Send back all the data below, exactly as given.

Transcribed page data:
::::::::
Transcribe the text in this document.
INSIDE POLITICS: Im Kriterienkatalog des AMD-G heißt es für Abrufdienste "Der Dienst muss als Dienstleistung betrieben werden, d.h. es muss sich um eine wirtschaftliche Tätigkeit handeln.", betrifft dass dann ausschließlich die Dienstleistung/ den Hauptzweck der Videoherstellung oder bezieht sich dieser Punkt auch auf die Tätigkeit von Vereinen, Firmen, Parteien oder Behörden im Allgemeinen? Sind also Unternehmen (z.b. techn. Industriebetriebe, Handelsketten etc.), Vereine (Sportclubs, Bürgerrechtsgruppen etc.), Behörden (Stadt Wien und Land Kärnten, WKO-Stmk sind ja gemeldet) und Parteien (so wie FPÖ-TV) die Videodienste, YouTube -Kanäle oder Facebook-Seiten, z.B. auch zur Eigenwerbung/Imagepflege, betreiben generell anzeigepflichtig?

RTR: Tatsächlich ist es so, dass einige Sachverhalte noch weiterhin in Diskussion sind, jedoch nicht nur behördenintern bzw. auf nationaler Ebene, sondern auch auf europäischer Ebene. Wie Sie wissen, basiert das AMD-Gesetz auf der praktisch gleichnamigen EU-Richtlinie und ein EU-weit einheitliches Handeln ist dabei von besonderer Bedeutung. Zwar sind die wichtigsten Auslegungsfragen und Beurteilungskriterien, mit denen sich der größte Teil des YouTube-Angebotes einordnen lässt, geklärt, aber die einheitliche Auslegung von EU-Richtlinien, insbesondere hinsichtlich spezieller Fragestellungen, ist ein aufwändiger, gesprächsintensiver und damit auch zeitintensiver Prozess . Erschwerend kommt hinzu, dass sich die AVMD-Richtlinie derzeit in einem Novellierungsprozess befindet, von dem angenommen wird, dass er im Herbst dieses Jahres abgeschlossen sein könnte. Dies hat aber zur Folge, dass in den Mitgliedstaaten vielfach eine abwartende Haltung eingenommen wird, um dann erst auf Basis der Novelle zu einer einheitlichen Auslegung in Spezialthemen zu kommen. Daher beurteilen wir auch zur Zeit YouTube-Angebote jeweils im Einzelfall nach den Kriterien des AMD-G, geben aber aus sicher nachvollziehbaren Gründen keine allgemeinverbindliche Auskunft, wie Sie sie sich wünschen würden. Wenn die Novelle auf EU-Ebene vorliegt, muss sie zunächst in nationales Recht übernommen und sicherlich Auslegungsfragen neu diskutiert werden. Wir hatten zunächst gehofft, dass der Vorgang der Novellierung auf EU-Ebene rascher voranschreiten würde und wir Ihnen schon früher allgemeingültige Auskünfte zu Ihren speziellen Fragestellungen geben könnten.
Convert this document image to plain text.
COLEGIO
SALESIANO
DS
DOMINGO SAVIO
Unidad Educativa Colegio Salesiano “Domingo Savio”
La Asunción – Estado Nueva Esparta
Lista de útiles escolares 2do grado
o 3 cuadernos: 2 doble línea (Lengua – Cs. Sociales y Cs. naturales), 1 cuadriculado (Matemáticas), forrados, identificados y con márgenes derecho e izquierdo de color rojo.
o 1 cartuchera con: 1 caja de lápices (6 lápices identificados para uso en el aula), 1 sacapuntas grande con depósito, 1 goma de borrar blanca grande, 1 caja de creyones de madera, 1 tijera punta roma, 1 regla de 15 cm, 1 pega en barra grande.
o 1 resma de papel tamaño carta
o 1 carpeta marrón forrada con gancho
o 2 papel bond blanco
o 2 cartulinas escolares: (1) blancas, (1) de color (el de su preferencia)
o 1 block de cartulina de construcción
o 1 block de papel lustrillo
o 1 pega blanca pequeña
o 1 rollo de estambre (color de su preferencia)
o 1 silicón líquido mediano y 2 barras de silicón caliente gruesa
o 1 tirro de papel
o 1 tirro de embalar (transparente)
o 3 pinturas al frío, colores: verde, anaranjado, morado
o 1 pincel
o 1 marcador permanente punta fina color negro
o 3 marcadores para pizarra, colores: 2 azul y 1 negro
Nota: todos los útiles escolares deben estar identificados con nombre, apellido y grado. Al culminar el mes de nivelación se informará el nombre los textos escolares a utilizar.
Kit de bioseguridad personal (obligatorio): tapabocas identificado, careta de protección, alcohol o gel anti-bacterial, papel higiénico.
::::::::
*Completed task:*
Transcribe the text in this document.
INSIDE POLITICS: Im Kriterienkatalog des AMD-G heißt es für Abrufdienste "Der Dienst muss als Dienstleistung betrieben werden, d.h. es muss sich um eine wirtschaftliche Tätigkeit handeln.", betrifft dass dann ausschließlich die Dienstleistung/ den Hauptzweck der Videoherstellung oder bezieht sich dieser Punkt auch auf die Tätigkeit von Vereinen, Firmen, Parteien oder Behörden im Allgemeinen? Sind also Unternehmen (z.b. techn. Industriebetriebe, Handelsketten etc.), Vereine (Sportclubs, Bürgerrechtsgruppen etc.), Behörden (Stadt Wien und Land Kärnten, WKO-Stmk sind ja gemeldet) und Parteien (so wie FPÖ-TV) die Videodienste, YouTube -Kanäle oder Facebook-Seiten, z.B. auch zur Eigenwerbung/Imagepflege, betreiben generell anzeigepflichtig?

RTR: Tatsächlich ist es so, dass einige Sachverhalte noch weiterhin in Diskussion sind, jedoch nicht nur behördenintern bzw. auf nationaler Ebene, sondern auch auf europäischer Ebene. Wie Sie wissen, basiert das AMD-Gesetz auf der praktisch gleichnamigen EU-Richtlinie und ein EU-weit einheitliches Handeln ist dabei von besonderer Bedeutung. Zwar sind die wichtigsten Auslegungsfragen und Beurteilungskriterien, mit denen sich der größte Teil des YouTube-Angebotes einordnen lässt, geklärt, aber die einheitliche Auslegung von EU-Richtlinien, insbesondere hinsichtlich spezieller Fragestellungen, ist ein aufwändiger, gesprächsintensiver und damit auch zeitintensiver Prozess . Erschwerend kommt hinzu, dass sich die AVMD-Richtlinie derzeit in einem Novellierungsprozess befindet, von dem angenommen wird, dass er im Herbst dieses Jahres abgeschlossen sein könnte. Dies hat aber zur Folge, dass in den Mitgliedstaaten vielfach eine abwartende Haltung eingenommen wird, um dann erst auf Basis der Novelle zu einer einheitlichen Auslegung in Spezialthemen zu kommen. Daher beurteilen wir auch zur Zeit YouTube-Angebote jeweils im Einzelfall nach den Kriterien des AMD-G, geben aber aus sicher nachvollziehbaren Gründen keine allgemeinverbindliche Auskunft, wie Sie sie sich wünschen würden. Wenn die Novelle auf EU-Ebene vorliegt, muss sie zunächst in nationales Recht übernommen und sicherlich Auslegungsfragen neu diskutiert werden. Wir hatten zunächst gehofft, dass der Vorgang der Novellierung auf EU-Ebene rascher voranschreiten würde und wir Ihnen schon früher allgemeingültige Auskünfte zu Ihren speziellen Fragestellungen geben könnten.
Convert this document image to plain text.
COLEGIO
SALESIANO
DS
DOMINGO SAVIO
Unidad Educativa Colegio Salesiano “Domingo Savio”
La Asunción – Estado Nueva Esparta
Lista de útiles escolares 2do grado
o 3 cuadernos: 2 doble línea (Lengua – Cs. Sociales y Cs. naturales), 1 cuadriculado (Matemáticas), forrados, identificados y con márgenes derecho e izquierdo de color rojo.
o 1 cartuchera con: 1 caja de lápices (6 lápices identificados para uso en el aula), 1 sacapuntas grande con depósito, 1 goma de borrar blanca grande, 1 caja de creyones de madera, 1 tijera punta roma, 1 regla de 15 cm, 1 pega en barra grande.
o 1 resma de papel tamaño carta
o 1 carpeta marrón forrada con gancho
o 2 papel bond blanco
o 2 cartulinas escolares: (1) blancas, (1) de color (el de su preferencia)
o 1 block de cartulina de construcción
o 1 block de papel lustrillo
o 1 pega blanca pequeña
o 1 rollo de estambre (color de su preferencia)
o 1 silicón líquido mediano y 2 barras de silicón caliente gruesa
o 1 tirro de papel
o 1 tirro de embalar (transparente)
o 3 pinturas al frío, colores: verde, anaranjado, morado
o 1 pincel
o 1 marcador permanente punta fina color negro
o 3 marcadores para pizarra, colores: 2 azul y 1 negro
Nota: todos los útiles escolares deben estar identificados con nombre, apellido y grado. Al culminar el mes de nivelación se informará el nombre los textos escolares a utilizar.
Kit de bioseguridad personal (obligatorio): tapabocas identificado, careta de protección, alcohol o gel anti-bacterial, papel higiénico.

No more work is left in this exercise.